Instructions to follow: Return all of the entries exactly, with nothing added or left out.
-------
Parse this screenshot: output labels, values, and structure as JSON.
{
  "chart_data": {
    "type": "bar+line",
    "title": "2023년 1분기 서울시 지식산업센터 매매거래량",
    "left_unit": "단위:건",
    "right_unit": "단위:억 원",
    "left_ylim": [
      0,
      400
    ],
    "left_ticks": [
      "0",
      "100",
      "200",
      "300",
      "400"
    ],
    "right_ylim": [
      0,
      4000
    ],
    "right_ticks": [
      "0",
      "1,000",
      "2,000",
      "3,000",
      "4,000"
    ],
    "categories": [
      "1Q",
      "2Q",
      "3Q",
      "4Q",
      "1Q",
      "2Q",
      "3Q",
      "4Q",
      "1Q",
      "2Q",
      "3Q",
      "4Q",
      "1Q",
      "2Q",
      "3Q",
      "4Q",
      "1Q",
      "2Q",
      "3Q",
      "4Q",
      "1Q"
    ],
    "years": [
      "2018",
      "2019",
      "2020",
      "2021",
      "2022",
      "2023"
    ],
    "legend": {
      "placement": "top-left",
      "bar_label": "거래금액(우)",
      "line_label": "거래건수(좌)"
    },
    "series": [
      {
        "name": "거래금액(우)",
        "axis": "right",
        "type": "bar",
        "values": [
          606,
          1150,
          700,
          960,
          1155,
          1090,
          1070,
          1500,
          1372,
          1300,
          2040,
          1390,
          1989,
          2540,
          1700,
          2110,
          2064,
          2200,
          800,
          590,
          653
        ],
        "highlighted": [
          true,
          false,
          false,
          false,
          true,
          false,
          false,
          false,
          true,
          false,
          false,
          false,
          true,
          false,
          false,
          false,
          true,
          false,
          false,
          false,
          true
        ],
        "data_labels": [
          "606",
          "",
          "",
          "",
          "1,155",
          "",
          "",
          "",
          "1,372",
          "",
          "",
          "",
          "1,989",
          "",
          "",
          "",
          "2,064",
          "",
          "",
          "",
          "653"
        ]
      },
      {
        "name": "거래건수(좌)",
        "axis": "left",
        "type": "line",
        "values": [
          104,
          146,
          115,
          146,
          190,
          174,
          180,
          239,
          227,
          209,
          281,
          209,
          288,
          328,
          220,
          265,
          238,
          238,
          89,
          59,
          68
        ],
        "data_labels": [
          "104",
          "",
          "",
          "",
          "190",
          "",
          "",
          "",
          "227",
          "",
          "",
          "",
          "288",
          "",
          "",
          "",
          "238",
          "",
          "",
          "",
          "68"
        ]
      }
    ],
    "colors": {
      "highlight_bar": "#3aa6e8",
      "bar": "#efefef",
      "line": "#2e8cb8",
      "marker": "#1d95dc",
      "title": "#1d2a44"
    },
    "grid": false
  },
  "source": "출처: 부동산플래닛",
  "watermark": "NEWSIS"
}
-------
Correct result:
Parse this screenshot: output labels, values, and structure as JSON.
{
  "chart_data": {
    "type": "bar+line",
    "title": "2023년 1분기 서울시 지식산업센터 매매거래량",
    "left_unit": "단위:건",
    "right_unit": "단위:억 원",
    "left_ylim": [
      0,
      400
    ],
    "left_ticks": [
      "0",
      "100",
      "200",
      "300",
      "400"
    ],
    "right_ylim": [
      0,
      4000
    ],
    "right_ticks": [
      "0",
      "1,000",
      "2,000",
      "3,000",
      "4,000"
    ],
    "categories": [
      "1Q",
      "2Q",
      "3Q",
      "4Q",
      "1Q",
      "2Q",
      "3Q",
      "4Q",
      "1Q",
      "2Q",
      "3Q",
      "4Q",
      "1Q",
      "2Q",
      "3Q",
      "4Q",
      "1Q",
      "2Q",
      "3Q",
      "4Q",
      "1Q"
    ],
    "years": [
      "2018",
      "2019",
      "2020",
      "2021",
      "2022",
      "2023"
    ],
    "legend": {
      "placement": "top-left",
      "bar_label": "거래금액(우)",
      "line_label": "거래건수(좌)"
    },
    "series": [
      {
        "name": "거래금액(우)",
        "axis": "right",
        "type": "bar",
        "values": [
          606,
          1150,
          700,
          960,
          1155,
          1090,
          1070,
          1500,
          1372,
          1300,
          2040,
          1390,
          1989,
          2540,
          1700,
          2110,
          2064,
          2200,
          800,
          590,
          653
        ],
        "highlighted": [
          true,
          false,
          false,
          false,
          true,
          false,
          false,
          false,
          true,
          false,
          false,
          false,
          true,
          false,
          false,
          false,
          true,
          false,
          false,
          false,
          true
        ],
        "data_labels": [
          "606",
          "",
          "",
          "",
          "1,155",
          "",
          "",
          "",
          "1,372",
          "",
          "",
          "",
          "1,989",
          "",
          "",
          "",
          "2,064",
          "",
          "",
          "",
          "653"
        ]
      },
      {
        "name": "거래건수(좌)",
        "axis": "left",
        "type": "line",
        "values": [
          104,
          146,
          115,
          146,
          190,
          174,
          180,
          239,
          227,
          209,
          281,
          209,
          288,
          328,
          220,
          265,
          238,
          238,
          89,
          59,
          68
        ],
        "data_labels": [
          "104",
          "",
          "",
          "",
          "190",
          "",
          "",
          "",
          "227",
          "",
          "",
          "",
          "288",
          "",
          "",
          "",
          "238",
          "",
          "",
          "",
          "68"
        ]
      }
    ],
    "colors": {
      "highlight_bar": "#3aa6e8",
      "bar": "#efefef",
      "line": "#2e8cb8",
      "marker": "#1d95dc",
      "title": "#1d2a44"
    },
    "grid": false
  },
  "source": "출처: 부동산플래닛",
  "watermark": "NEWSIS"
}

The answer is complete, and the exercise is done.